Data items:
+ + + + +
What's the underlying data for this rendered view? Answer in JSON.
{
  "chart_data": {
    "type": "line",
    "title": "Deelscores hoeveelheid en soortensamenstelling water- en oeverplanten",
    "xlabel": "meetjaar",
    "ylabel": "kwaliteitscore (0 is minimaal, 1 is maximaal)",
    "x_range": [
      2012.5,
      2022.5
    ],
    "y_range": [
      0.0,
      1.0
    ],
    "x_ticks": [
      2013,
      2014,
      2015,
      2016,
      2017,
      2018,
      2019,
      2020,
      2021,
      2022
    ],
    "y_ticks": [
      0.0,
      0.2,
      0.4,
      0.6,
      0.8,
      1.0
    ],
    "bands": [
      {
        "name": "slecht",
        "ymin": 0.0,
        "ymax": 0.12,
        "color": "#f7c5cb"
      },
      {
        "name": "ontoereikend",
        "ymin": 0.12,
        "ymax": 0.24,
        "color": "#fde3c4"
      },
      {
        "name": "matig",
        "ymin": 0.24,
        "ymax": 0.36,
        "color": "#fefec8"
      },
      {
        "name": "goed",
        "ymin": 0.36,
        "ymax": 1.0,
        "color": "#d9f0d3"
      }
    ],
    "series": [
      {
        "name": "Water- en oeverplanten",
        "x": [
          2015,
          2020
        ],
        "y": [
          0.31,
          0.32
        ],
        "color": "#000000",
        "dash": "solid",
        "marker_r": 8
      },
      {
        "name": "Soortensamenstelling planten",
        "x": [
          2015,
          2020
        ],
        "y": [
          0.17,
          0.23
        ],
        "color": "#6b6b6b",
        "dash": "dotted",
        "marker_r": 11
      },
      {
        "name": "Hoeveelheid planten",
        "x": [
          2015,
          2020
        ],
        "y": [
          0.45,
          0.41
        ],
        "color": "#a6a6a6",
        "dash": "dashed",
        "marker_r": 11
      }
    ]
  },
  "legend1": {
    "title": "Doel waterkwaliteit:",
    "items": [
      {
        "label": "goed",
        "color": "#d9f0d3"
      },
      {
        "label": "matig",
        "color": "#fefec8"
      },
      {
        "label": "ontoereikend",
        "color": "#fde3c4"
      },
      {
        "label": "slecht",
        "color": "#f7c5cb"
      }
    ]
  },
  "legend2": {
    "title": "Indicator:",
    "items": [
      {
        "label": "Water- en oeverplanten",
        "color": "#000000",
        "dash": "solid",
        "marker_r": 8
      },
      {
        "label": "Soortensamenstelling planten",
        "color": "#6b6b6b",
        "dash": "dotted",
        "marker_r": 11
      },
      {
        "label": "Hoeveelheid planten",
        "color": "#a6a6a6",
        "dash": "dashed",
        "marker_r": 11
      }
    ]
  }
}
+ + + + +
PROMPT →
Using the records above, copy each line that contains "name".

CORRECT RESULT →
        "name": "slecht",
        "name": "ontoereikend",
        "name": "matig",
        "name": "goed",
        "name": "Water- en oeverplanten",
        "name": "Soortensamenstelling planten",
        "name": "Hoeveelheid planten",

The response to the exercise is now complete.